## Task to complete:
Verbatim output of all the material below is required.

┄┄┄┄┄┄

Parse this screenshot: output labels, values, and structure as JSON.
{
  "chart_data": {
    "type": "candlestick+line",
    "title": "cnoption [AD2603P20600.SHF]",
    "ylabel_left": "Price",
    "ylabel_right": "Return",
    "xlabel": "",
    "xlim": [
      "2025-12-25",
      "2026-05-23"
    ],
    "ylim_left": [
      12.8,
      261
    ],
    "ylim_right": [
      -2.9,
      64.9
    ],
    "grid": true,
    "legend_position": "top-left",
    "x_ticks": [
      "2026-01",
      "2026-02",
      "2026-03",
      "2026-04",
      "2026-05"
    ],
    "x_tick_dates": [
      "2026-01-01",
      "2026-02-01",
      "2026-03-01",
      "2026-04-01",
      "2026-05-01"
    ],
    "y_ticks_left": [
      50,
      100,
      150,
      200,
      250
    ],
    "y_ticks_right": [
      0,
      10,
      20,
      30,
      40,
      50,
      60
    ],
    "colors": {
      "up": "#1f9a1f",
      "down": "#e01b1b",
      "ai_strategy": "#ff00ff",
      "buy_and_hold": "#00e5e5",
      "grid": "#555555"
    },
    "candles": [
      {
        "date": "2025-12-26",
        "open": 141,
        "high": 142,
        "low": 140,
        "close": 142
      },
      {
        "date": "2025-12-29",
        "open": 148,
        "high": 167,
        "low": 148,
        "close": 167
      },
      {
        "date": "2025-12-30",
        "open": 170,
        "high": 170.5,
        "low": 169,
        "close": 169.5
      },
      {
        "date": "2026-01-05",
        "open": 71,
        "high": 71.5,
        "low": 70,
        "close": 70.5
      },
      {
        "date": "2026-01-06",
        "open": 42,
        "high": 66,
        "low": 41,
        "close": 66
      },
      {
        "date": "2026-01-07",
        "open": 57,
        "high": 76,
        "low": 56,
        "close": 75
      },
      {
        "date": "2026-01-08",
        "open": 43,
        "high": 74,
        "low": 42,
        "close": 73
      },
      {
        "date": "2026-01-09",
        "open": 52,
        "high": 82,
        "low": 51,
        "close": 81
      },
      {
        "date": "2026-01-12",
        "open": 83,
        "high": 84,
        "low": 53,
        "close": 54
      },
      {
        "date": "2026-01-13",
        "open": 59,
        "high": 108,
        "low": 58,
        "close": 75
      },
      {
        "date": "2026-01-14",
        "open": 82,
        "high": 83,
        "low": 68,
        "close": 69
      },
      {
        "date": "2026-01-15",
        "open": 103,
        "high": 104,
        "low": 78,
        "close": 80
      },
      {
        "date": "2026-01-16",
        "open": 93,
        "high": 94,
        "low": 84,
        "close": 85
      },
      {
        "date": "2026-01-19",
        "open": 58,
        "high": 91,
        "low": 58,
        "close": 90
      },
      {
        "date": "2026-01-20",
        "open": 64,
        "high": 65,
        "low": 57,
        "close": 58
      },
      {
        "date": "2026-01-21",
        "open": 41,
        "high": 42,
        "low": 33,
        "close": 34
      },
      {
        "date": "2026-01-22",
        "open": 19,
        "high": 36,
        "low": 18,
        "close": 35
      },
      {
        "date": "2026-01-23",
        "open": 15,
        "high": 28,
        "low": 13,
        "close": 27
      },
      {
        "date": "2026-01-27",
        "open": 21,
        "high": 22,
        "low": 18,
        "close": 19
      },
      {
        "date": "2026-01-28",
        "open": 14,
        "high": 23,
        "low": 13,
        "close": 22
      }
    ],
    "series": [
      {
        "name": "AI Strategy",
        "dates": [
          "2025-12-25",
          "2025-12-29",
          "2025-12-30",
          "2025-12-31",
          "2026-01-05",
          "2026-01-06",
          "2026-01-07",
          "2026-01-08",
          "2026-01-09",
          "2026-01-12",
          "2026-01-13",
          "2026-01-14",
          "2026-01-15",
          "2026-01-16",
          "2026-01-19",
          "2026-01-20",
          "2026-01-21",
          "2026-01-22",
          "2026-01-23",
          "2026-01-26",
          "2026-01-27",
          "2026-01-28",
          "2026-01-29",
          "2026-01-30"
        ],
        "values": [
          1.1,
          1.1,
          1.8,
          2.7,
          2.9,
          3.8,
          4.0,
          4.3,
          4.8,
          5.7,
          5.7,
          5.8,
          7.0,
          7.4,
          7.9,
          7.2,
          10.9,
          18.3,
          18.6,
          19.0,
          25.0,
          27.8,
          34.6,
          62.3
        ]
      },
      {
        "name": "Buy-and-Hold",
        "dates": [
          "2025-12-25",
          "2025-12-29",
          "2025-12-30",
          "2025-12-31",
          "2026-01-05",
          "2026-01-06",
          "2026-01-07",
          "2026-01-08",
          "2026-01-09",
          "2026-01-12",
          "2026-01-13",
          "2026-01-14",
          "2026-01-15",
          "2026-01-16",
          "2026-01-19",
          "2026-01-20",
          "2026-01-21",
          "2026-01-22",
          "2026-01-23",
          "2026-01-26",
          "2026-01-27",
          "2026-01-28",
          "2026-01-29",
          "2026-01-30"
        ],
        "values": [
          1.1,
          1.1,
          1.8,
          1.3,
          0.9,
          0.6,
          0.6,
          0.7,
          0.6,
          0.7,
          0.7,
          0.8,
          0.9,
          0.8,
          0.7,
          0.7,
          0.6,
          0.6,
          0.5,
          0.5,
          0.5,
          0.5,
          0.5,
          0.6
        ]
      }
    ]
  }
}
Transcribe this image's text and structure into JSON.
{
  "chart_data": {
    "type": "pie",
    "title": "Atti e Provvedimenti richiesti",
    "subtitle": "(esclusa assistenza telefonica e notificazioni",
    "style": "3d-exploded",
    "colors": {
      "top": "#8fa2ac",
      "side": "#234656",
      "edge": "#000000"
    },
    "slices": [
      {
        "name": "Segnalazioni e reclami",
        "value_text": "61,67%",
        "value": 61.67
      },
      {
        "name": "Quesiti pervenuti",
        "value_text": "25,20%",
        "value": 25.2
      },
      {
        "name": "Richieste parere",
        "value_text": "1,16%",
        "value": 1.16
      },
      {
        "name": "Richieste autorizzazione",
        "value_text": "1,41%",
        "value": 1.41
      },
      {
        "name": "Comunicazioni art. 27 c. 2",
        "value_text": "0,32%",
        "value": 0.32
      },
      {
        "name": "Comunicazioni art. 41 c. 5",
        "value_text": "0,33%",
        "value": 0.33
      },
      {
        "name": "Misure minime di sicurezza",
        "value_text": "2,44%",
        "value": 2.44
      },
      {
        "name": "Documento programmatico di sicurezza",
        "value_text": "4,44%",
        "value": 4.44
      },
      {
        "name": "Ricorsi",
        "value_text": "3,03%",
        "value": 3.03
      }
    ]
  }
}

┄┄┄┄┄┄

## Exercise solution:
Parse this screenshot: output labels, values, and structure as JSON.
{
  "chart_data": {
    "type": "candlestick+line",
    "title": "cnoption [AD2603P20600.SHF]",
    "ylabel_left": "Price",
    "ylabel_right": "Return",
    "xlabel": "",
    "xlim": [
      "2025-12-25",
      "2026-05-23"
    ],
    "ylim_left": [
      12.8,
      261
    ],
    "ylim_right": [
      -2.9,
      64.9
    ],
    "grid": true,
    "legend_position": "top-left",
    "x_ticks": [
      "2026-01",
      "2026-02",
      "2026-03",
      "2026-04",
      "2026-05"
    ],
    "x_tick_dates": [
      "2026-01-01",
      "2026-02-01",
      "2026-03-01",
      "2026-04-01",
      "2026-05-01"
    ],
    "y_ticks_left": [
      50,
      100,
      150,
      200,
      250
    ],
    "y_ticks_right": [
      0,
      10,
      20,
      30,
      40,
      50,
      60
    ],
    "colors": {
      "up": "#1f9a1f",
      "down": "#e01b1b",
      "ai_strategy": "#ff00ff",
      "buy_and_hold": "#00e5e5",
      "grid": "#555555"
    },
    "candles": [
      {
        "date": "2025-12-26",
        "open": 141,
        "high": 142,
        "low": 140,
        "close": 142
      },
      {
        "date": "2025-12-29",
        "open": 148,
        "high": 167,
        "low": 148,
        "close": 167
      },
      {
        "date": "2025-12-30",
        "open": 170,
        "high": 170.5,
        "low": 169,
        "close": 169.5
      },
      {
        "date": "2026-01-05",
        "open": 71,
        "high": 71.5,
        "low": 70,
        "close": 70.5
      },
      {
        "date": "2026-01-06",
        "open": 42,
        "high": 66,
        "low": 41,
        "close": 66
      },
      {
        "date": "2026-01-07",
        "open": 57,
        "high": 76,
        "low": 56,
        "close": 75
      },
      {
        "date": "2026-01-08",
        "open": 43,
        "high": 74,
        "low": 42,
        "close": 73
      },
      {
        "date": "2026-01-09",
        "open": 52,
        "high": 82,
        "low": 51,
        "close": 81
      },
      {
        "date": "2026-01-12",
        "open": 83,
        "high": 84,
        "low": 53,
        "close": 54
      },
      {
        "date": "2026-01-13",
        "open": 59,
        "high": 108,
        "low": 58,
        "close": 75
      },
      {
        "date": "2026-01-14",
        "open": 82,
        "high": 83,
        "low": 68,
        "close": 69
      },
      {
        "date": "2026-01-15",
        "open": 103,
        "high": 104,
        "low": 78,
        "close": 80
      },
      {
        "date": "2026-01-16",
        "open": 93,
        "high": 94,
        "low": 84,
        "close": 85
      },
      {
        "date": "2026-01-19",
        "open": 58,
        "high": 91,
        "low": 58,
        "close": 90
      },
      {
        "date": "2026-01-20",
        "open": 64,
        "high": 65,
        "low": 57,
        "close": 58
      },
      {
        "date": "2026-01-21",
        "open": 41,
        "high": 42,
        "low": 33,
        "close": 34
      },
      {
        "date": "2026-01-22",
        "open": 19,
        "high": 36,
        "low": 18,
        "close": 35
      },
      {
        "date": "2026-01-23",
        "open": 15,
        "high": 28,
        "low": 13,
        "close": 27
      },
      {
        "date": "2026-01-27",
        "open": 21,
        "high": 22,
        "low": 18,
        "close": 19
      },
      {
        "date": "2026-01-28",
        "open": 14,
        "high": 23,
        "low": 13,
        "close": 22
      }
    ],
    "series": [
      {
        "name": "AI Strategy",
        "dates": [
          "2025-12-25",
          "2025-12-29",
          "2025-12-30",
          "2025-12-31",
          "2026-01-05",
          "2026-01-06",
          "2026-01-07",
          "2026-01-08",
          "2026-01-09",
          "2026-01-12",
          "2026-01-13",
          "2026-01-14",
          "2026-01-15",
          "2026-01-16",
          "2026-01-19",
          "2026-01-20",
          "2026-01-21",
          "2026-01-22",
          "2026-01-23",
          "2026-01-26",
          "2026-01-27",
          "2026-01-28",
          "2026-01-29",
          "2026-01-30"
        ],
        "values": [
          1.1,
          1.1,
          1.8,
          2.7,
          2.9,
          3.8,
          4.0,
          4.3,
          4.8,
          5.7,
          5.7,
          5.8,
          7.0,
          7.4,
          7.9,
          7.2,
          10.9,
          18.3,
          18.6,
          19.0,
          25.0,
          27.8,
          34.6,
          62.3
        ]
      },
      {
        "name": "Buy-and-Hold",
        "dates": [
          "2025-12-25",
          "2025-12-29",
          "2025-12-30",
          "2025-12-31",
          "2026-01-05",
          "2026-01-06",
          "2026-01-07",
          "2026-01-08",
          "2026-01-09",
          "2026-01-12",
          "2026-01-13",
          "2026-01-14",
          "2026-01-15",
          "2026-01-16",
          "2026-01-19",
          "2026-01-20",
          "2026-01-21",
          "2026-01-22",
          "2026-01-23",
          "2026-01-26",
          "2026-01-27",
          "2026-01-28",
          "2026-01-29",
          "2026-01-30"
        ],
        "values": [
          1.1,
          1.1,
          1.8,
          1.3,
          0.9,
          0.6,
          0.6,
          0.7,
          0.6,
          0.7,
          0.7,
          0.8,
          0.9,
          0.8,
          0.7,
          0.7,
          0.6,
          0.6,
          0.5,
          0.5,
          0.5,
          0.5,
          0.5,
          0.6
        ]
      }
    ]
  }
}
Transcribe this image's text and structure into JSON.
{
  "chart_data": {
    "type": "pie",
    "title": "Atti e Provvedimenti richiesti",
    "subtitle": "(esclusa assistenza telefonica e notificazioni",
    "style": "3d-exploded",
    "colors": {
      "top": "#8fa2ac",
      "side": "#234656",
      "edge": "#000000"
    },
    "slices": [
      {
        "name": "Segnalazioni e reclami",
        "value_text": "61,67%",
        "value": 61.67
      },
      {
        "name": "Quesiti pervenuti",
        "value_text": "25,20%",
        "value": 25.2
      },
      {
        "name": "Richieste parere",
        "value_text": "1,16%",
        "value": 1.16
      },
      {
        "name": "Richieste autorizzazione",
        "value_text": "1,41%",
        "value": 1.41
      },
      {
        "name": "Comunicazioni art. 27 c. 2",
        "value_text": "0,32%",
        "value": 0.32
      },
      {
        "name": "Comunicazioni art. 41 c. 5",
        "value_text": "0,33%",
        "value": 0.33
      },
      {
        "name": "Misure minime di sicurezza",
        "value_text": "2,44%",
        "value": 2.44
      },
      {
        "name": "Documento programmatico di sicurezza",
        "value_text": "4,44%",
        "value": 4.44
      },
      {
        "name": "Ricorsi",
        "value_text": "3,03%",
        "value": 3.03
      }
    ]
  }
}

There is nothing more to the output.